RECORD SET:
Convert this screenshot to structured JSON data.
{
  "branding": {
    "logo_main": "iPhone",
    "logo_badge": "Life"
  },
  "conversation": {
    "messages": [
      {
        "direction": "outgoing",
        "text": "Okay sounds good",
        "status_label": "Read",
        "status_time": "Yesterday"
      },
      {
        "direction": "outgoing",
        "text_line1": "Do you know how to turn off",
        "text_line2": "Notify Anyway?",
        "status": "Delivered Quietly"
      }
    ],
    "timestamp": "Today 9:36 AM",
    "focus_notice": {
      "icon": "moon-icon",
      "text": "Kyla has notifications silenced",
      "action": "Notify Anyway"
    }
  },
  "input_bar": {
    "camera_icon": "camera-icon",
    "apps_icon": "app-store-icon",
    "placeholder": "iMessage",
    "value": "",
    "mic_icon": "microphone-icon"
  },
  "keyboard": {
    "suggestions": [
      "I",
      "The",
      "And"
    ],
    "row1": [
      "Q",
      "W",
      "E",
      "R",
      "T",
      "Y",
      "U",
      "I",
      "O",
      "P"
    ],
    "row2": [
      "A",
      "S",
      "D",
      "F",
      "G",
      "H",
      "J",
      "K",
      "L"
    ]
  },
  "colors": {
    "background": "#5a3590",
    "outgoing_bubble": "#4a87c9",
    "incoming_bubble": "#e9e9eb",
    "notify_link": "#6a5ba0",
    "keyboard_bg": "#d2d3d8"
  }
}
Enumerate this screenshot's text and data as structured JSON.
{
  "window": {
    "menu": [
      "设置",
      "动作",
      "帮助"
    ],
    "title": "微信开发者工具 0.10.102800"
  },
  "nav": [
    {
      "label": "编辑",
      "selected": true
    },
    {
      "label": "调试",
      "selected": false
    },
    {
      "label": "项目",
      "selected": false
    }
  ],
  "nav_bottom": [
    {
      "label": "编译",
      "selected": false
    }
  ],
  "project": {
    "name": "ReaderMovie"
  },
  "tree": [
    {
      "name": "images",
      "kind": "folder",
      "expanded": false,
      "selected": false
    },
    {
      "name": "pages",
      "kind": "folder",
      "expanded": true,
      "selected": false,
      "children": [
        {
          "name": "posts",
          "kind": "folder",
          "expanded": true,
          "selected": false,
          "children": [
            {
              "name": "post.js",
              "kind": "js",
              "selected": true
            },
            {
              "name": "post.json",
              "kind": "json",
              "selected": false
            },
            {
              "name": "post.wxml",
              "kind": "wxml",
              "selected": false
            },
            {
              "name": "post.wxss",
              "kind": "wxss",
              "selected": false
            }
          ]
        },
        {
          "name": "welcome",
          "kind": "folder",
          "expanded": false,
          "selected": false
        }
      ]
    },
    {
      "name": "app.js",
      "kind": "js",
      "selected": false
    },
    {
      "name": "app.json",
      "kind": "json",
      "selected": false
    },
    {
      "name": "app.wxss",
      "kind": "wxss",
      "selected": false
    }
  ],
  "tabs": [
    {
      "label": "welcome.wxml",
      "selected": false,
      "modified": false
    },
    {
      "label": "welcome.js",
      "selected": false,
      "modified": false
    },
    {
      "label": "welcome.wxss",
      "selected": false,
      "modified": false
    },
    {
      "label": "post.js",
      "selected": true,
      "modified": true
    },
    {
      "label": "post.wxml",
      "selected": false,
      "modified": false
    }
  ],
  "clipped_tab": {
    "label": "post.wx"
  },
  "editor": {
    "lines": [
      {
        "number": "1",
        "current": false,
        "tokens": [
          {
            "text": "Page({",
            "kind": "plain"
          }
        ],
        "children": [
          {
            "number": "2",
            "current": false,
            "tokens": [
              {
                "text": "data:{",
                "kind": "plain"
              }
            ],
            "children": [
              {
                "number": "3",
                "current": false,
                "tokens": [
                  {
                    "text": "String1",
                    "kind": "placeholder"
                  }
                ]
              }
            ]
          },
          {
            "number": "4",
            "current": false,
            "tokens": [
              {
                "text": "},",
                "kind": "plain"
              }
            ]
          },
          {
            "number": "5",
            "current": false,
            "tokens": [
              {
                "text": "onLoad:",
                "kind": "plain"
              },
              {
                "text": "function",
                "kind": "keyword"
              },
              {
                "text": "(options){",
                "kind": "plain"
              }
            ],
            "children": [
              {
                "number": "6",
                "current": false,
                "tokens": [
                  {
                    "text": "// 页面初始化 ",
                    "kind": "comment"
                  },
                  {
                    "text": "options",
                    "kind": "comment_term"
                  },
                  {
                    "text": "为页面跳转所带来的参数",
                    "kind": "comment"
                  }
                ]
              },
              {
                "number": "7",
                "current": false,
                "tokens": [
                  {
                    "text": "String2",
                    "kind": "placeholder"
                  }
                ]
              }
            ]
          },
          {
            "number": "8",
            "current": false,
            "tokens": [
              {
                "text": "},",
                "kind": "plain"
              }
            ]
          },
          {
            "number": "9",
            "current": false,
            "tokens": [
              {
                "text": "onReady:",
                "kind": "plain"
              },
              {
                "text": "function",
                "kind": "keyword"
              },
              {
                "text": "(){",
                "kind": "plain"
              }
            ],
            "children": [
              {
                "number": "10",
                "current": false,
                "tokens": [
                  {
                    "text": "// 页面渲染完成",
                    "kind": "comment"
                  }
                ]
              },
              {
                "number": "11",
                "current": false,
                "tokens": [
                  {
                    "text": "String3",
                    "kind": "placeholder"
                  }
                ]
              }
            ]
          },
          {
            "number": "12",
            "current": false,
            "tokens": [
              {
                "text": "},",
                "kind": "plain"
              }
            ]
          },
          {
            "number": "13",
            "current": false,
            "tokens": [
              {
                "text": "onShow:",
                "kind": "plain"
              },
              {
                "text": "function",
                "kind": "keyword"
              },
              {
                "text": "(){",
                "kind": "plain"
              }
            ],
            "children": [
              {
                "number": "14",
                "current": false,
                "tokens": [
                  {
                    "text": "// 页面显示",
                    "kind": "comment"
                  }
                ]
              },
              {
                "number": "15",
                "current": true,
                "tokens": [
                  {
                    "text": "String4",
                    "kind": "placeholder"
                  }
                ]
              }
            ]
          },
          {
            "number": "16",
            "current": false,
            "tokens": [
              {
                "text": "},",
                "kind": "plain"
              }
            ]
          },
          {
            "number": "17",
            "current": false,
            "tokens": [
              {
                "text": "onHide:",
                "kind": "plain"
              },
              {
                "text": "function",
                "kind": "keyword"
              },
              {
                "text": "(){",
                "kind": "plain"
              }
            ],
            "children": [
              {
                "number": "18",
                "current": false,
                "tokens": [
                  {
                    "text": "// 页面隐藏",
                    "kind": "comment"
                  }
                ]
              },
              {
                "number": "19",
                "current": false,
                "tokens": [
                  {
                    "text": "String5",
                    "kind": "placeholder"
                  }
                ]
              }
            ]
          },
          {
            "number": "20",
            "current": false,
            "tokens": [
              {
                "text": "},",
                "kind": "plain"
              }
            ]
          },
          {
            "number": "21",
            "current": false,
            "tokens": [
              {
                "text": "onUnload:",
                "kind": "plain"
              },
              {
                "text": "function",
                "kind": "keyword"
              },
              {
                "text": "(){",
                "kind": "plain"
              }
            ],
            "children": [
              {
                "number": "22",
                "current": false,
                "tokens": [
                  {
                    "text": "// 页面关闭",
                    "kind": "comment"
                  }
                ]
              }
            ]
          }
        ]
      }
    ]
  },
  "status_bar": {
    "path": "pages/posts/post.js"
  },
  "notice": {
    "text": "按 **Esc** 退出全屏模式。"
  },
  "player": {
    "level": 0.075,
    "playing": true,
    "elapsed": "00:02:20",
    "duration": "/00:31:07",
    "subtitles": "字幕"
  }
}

DO THIS: Output the full listing exactly as it stands.

EXERCISE RESPONSE:
Convert this screenshot to structured JSON data.
{
  "branding": {
    "logo_main": "iPhone",
    "logo_badge": "Life"
  },
  "conversation": {
    "messages": [
      {
        "direction": "outgoing",
        "text": "Okay sounds good",
        "status_label": "Read",
        "status_time": "Yesterday"
      },
      {
        "direction": "outgoing",
        "text_line1": "Do you know how to turn off",
        "text_line2": "Notify Anyway?",
        "status": "Delivered Quietly"
      }
    ],
    "timestamp": "Today 9:36 AM",
    "focus_notice": {
      "icon": "moon-icon",
      "text": "Kyla has notifications silenced",
      "action": "Notify Anyway"
    }
  },
  "input_bar": {
    "camera_icon": "camera-icon",
    "apps_icon": "app-store-icon",
    "placeholder": "iMessage",
    "value": "",
    "mic_icon": "microphone-icon"
  },
  "keyboard": {
    "suggestions": [
      "I",
      "The",
      "And"
    ],
    "row1": [
      "Q",
      "W",
      "E",
      "R",
      "T",
      "Y",
      "U",
      "I",
      "O",
      "P"
    ],
    "row2": [
      "A",
      "S",
      "D",
      "F",
      "G",
      "H",
      "J",
      "K",
      "L"
    ]
  },
  "colors": {
    "background": "#5a3590",
    "outgoing_bubble": "#4a87c9",
    "incoming_bubble": "#e9e9eb",
    "notify_link": "#6a5ba0",
    "keyboard_bg": "#d2d3d8"
  }
}
Enumerate this screenshot's text and data as structured JSON.
{
  "window": {
    "menu": [
      "设置",
      "动作",
      "帮助"
    ],
    "title": "微信开发者工具 0.10.102800"
  },
  "nav": [
    {
      "label": "编辑",
      "selected": true
    },
    {
      "label": "调试",
      "selected": false
    },
    {
      "label": "项目",
      "selected": false
    }
  ],
  "nav_bottom": [
    {
      "label": "编译",
      "selected": false
    }
  ],
  "project": {
    "name": "ReaderMovie"
  },
  "tree": [
    {
      "name": "images",
      "kind": "folder",
      "expanded": false,
      "selected": false
    },
    {
      "name": "pages",
      "kind": "folder",
      "expanded": true,
      "selected": false,
      "children": [
        {
          "name": "posts",
          "kind": "folder",
          "expanded": true,
          "selected": false,
          "children": [
            {
              "name": "post.js",
              "kind": "js",
              "selected": true
            },
            {
              "name": "post.json",
              "kind": "json",
              "selected": false
            },
            {
              "name": "post.wxml",
              "kind": "wxml",
              "selected": false
            },
            {
              "name": "post.wxss",
              "kind": "wxss",
              "selected": false
            }
          ]
        },
        {
          "name": "welcome",
          "kind": "folder",
          "expanded": false,
          "selected": false
        }
      ]
    },
    {
      "name": "app.js",
      "kind": "js",
      "selected": false
    },
    {
      "name": "app.json",
      "kind": "json",
      "selected": false
    },
    {
      "name": "app.wxss",
      "kind": "wxss",
      "selected": false
    }
  ],
  "tabs": [
    {
      "label": "welcome.wxml",
      "selected": false,
      "modified": false
    },
    {
      "label": "welcome.js",
      "selected": false,
      "modified": false
    },
    {
      "label": "welcome.wxss",
      "selected": false,
      "modified": false
    },
    {
      "label": "post.js",
      "selected": true,
      "modified": true
    },
    {
      "label": "post.wxml",
      "selected": false,
      "modified": false
    }
  ],
  "clipped_tab": {
    "label": "post.wx"
  },
  "editor": {
    "lines": [
      {
        "number": "1",
        "current": false,
        "tokens": [
          {
            "text": "Page({",
            "kind": "plain"
          }
        ],
        "children": [
          {
            "number": "2",
            "current": false,
            "tokens": [
              {
                "text": "data:{",
                "kind": "plain"
              }
            ],
            "children": [
              {
                "number": "3",
                "current": false,
                "tokens": [
                  {
                    "text": "String1",
                    "kind": "placeholder"
                  }
                ]
              }
            ]
          },
          {
            "number": "4",
            "current": false,
            "tokens": [
              {
                "text": "},",
                "kind": "plain"
              }
            ]
          },
          {
            "number": "5",
            "current": false,
            "tokens": [
              {
                "text": "onLoad:",
                "kind": "plain"
              },
              {
                "text": "function",
                "kind": "keyword"
              },
              {
                "text": "(options){",
                "kind": "plain"
              }
            ],
            "children": [
              {
                "number": "6",
                "current": false,
                "tokens": [
                  {
                    "text": "// 页面初始化 ",
                    "kind": "comment"
                  },
                  {
                    "text": "options",
                    "kind": "comment_term"
                  },
                  {
                    "text": "为页面跳转所带来的参数",
                    "kind": "comment"
                  }
                ]
              },
              {
                "number": "7",
                "current": false,
                "tokens": [
                  {
                    "text": "String2",
                    "kind": "placeholder"
                  }
                ]
              }
            ]
          },
          {
            "number": "8",
            "current": false,
            "tokens": [
              {
                "text": "},",
                "kind": "plain"
              }
            ]
          },
          {
            "number": "9",
            "current": false,
            "tokens": [
              {
                "text": "onReady:",
                "kind": "plain"
              },
              {
                "text": "function",
                "kind": "keyword"
              },
              {
                "text": "(){",
                "kind": "plain"
              }
            ],
            "children": [
              {
                "number": "10",
                "current": false,
                "tokens": [
                  {
                    "text": "// 页面渲染完成",
                    "kind": "comment"
                  }
                ]
              },
              {
                "number": "11",
                "current": false,
                "tokens": [
                  {
                    "text": "String3",
                    "kind": "placeholder"
                  }
                ]
              }
            ]
          },
          {
            "number": "12",
            "current": false,
            "tokens": [
              {
                "text": "},",
                "kind": "plain"
              }
            ]
          },
          {
            "number": "13",
            "current": false,
            "tokens": [
              {
                "text": "onShow:",
                "kind": "plain"
              },
              {
                "text": "function",
                "kind": "keyword"
              },
              {
                "text": "(){",
                "kind": "plain"
              }
            ],
            "children": [
              {
                "number": "14",
                "current": false,
                "tokens": [
                  {
                    "text": "// 页面显示",
                    "kind": "comment"
                  }
                ]
              },
              {
                "number": "15",
                "current": true,
                "tokens": [
                  {
                    "text": "String4",
                    "kind": "placeholder"
                  }
                ]
              }
            ]
          },
          {
            "number": "16",
            "current": false,
            "tokens": [
              {
                "text": "},",
                "kind": "plain"
              }
            ]
          },
          {
            "number": "17",
            "current": false,
            "tokens": [
              {
                "text": "onHide:",
                "kind": "plain"
              },
              {
                "text": "function",
                "kind": "keyword"
              },
              {
                "text": "(){",
                "kind": "plain"
              }
            ],
            "children": [
              {
                "number": "18",
                "current": false,
                "tokens": [
                  {
                    "text": "// 页面隐藏",
                    "kind": "comment"
                  }
                ]
              },
              {
                "number": "19",
                "current": false,
                "tokens": [
                  {
                    "text": "String5",
                    "kind": "placeholder"
                  }
                ]
              }
            ]
          },
          {
            "number": "20",
            "current": false,
            "tokens": [
              {
                "text": "},",
                "kind": "plain"
              }
            ]
          },
          {
            "number": "21",
            "current": false,
            "tokens": [
              {
                "text": "onUnload:",
                "kind": "plain"
              },
              {
                "text": "function",
                "kind": "keyword"
              },
              {
                "text": "(){",
                "kind": "plain"
              }
            ],
            "children": [
              {
                "number": "22",
                "current": false,
                "tokens": [
                  {
                    "text": "// 页面关闭",
                    "kind": "comment"
                  }
                ]
              }
            ]
          }
        ]
      }
    ]
  },
  "status_bar": {
    "path": "pages/posts/post.js"
  },
  "notice": {
    "text": "按 **Esc** 退出全屏模式。"
  },
  "player": {
    "level": 0.075,
    "playing": true,
    "elapsed": "00:02:20",
    "duration": "/00:31:07",
    "subtitles": "字幕"
  }
}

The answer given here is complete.